Items from a data source:
## start

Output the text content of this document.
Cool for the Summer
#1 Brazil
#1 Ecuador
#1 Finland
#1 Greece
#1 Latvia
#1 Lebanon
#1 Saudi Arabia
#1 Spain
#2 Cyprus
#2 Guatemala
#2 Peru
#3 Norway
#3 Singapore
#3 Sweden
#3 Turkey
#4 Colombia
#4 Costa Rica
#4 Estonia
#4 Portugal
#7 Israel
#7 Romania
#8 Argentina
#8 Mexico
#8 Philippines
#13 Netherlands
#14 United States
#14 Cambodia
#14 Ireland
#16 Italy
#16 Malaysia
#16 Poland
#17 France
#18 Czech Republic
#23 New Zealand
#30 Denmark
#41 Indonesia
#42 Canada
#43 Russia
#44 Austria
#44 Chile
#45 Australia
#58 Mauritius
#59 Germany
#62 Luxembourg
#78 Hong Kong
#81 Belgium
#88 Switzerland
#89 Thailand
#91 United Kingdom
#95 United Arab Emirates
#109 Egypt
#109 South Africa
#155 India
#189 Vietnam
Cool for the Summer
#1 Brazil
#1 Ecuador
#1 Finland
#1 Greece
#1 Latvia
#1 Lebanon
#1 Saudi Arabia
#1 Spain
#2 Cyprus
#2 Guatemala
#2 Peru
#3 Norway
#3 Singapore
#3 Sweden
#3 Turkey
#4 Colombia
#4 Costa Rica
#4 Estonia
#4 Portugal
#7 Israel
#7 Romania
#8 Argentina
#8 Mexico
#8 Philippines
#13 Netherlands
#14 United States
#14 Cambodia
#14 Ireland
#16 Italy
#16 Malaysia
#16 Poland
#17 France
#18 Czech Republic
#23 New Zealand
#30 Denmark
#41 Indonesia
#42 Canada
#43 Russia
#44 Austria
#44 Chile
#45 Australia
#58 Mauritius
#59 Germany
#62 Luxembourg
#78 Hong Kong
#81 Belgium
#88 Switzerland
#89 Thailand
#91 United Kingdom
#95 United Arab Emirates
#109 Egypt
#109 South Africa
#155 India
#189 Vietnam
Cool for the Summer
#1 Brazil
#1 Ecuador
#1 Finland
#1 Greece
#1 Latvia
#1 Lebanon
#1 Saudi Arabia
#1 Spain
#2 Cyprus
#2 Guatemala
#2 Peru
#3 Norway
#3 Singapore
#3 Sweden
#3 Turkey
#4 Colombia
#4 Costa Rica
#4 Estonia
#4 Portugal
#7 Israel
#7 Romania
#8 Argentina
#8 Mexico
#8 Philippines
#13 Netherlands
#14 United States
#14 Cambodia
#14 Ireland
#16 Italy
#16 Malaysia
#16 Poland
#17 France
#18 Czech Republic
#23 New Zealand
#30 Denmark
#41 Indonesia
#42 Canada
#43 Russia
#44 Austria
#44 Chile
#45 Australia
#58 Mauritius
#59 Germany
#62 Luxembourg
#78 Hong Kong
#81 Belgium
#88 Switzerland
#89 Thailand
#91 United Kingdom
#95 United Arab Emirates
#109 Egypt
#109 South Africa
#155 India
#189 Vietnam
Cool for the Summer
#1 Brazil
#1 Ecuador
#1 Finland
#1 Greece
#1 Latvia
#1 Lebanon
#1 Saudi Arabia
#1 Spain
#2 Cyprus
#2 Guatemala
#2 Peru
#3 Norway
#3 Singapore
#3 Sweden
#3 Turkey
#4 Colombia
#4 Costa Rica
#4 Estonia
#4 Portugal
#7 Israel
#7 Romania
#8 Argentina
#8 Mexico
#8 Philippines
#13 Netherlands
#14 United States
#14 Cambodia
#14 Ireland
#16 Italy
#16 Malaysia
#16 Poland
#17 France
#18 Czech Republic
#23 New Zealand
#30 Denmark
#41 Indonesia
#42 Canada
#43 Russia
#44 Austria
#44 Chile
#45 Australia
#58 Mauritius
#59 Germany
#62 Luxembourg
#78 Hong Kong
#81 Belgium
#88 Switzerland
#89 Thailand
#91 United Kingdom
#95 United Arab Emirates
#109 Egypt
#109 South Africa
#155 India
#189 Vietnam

## end

TASK OBJECTIVE: Restate each of the entries above verbatim.

SOLUTION TO THIS TASK:
Output the text content of this document.
Cool for the Summer
#1 Brazil
#1 Ecuador
#1 Finland
#1 Greece
#1 Latvia
#1 Lebanon
#1 Saudi Arabia
#1 Spain
#2 Cyprus
#2 Guatemala
#2 Peru
#3 Norway
#3 Singapore
#3 Sweden
#3 Turkey
#4 Colombia
#4 Costa Rica
#4 Estonia
#4 Portugal
#7 Israel
#7 Romania
#8 Argentina
#8 Mexico
#8 Philippines
#13 Netherlands
#14 United States
#14 Cambodia
#14 Ireland
#16 Italy
#16 Malaysia
#16 Poland
#17 France
#18 Czech Republic
#23 New Zealand
#30 Denmark
#41 Indonesia
#42 Canada
#43 Russia
#44 Austria
#44 Chile
#45 Australia
#58 Mauritius
#59 Germany
#62 Luxembourg
#78 Hong Kong
#81 Belgium
#88 Switzerland
#89 Thailand
#91 United Kingdom
#95 United Arab Emirates
#109 Egypt
#109 South Africa
#155 India
#189 Vietnam
Cool for the Summer
#1 Brazil
#1 Ecuador
#1 Finland
#1 Greece
#1 Latvia
#1 Lebanon
#1 Saudi Arabia
#1 Spain
#2 Cyprus
#2 Guatemala
#2 Peru
#3 Norway
#3 Singapore
#3 Sweden
#3 Turkey
#4 Colombia
#4 Costa Rica
#4 Estonia
#4 Portugal
#7 Israel
#7 Romania
#8 Argentina
#8 Mexico
#8 Philippines
#13 Netherlands
#14 United States
#14 Cambodia
#14 Ireland
#16 Italy
#16 Malaysia
#16 Poland
#17 France
#18 Czech Republic
#23 New Zealand
#30 Denmark
#41 Indonesia
#42 Canada
#43 Russia
#44 Austria
#44 Chile
#45 Australia
#58 Mauritius
#59 Germany
#62 Luxembourg
#78 Hong Kong
#81 Belgium
#88 Switzerland
#89 Thailand
#91 United Kingdom
#95 United Arab Emirates
#109 Egypt
#109 South Africa
#155 India
#189 Vietnam
Cool for the Summer
#1 Brazil
#1 Ecuador
#1 Finland
#1 Greece
#1 Latvia
#1 Lebanon
#1 Saudi Arabia
#1 Spain
#2 Cyprus
#2 Guatemala
#2 Peru
#3 Norway
#3 Singapore
#3 Sweden
#3 Turkey
#4 Colombia
#4 Costa Rica
#4 Estonia
#4 Portugal
#7 Israel
#7 Romania
#8 Argentina
#8 Mexico
#8 Philippines
#13 Netherlands
#14 United States
#14 Cambodia
#14 Ireland
#16 Italy
#16 Malaysia
#16 Poland
#17 France
#18 Czech Republic
#23 New Zealand
#30 Denmark
#41 Indonesia
#42 Canada
#43 Russia
#44 Austria
#44 Chile
#45 Australia
#58 Mauritius
#59 Germany
#62 Luxembourg
#78 Hong Kong
#81 Belgium
#88 Switzerland
#89 Thailand
#91 United Kingdom
#95 United Arab Emirates
#109 Egypt
#109 South Africa
#155 India
#189 Vietnam
Cool for the Summer
#1 Brazil
#1 Ecuador
#1 Finland
#1 Greece
#1 Latvia
#1 Lebanon
#1 Saudi Arabia
#1 Spain
#2 Cyprus
#2 Guatemala
#2 Peru
#3 Norway
#3 Singapore
#3 Sweden
#3 Turkey
#4 Colombia
#4 Costa Rica
#4 Estonia
#4 Portugal
#7 Israel
#7 Romania
#8 Argentina
#8 Mexico
#8 Philippines
#13 Netherlands
#14 United States
#14 Cambodia
#14 Ireland
#16 Italy
#16 Malaysia
#16 Poland
#17 France
#18 Czech Republic
#23 New Zealand
#30 Denmark
#41 Indonesia
#42 Canada
#43 Russia
#44 Austria
#44 Chile
#45 Australia
#58 Mauritius
#59 Germany
#62 Luxembourg
#78 Hong Kong
#81 Belgium
#88 Switzerland
#89 Thailand
#91 United Kingdom
#95 United Arab Emirates
#109 Egypt
#109 South Africa
#155 India
#189 Vietnam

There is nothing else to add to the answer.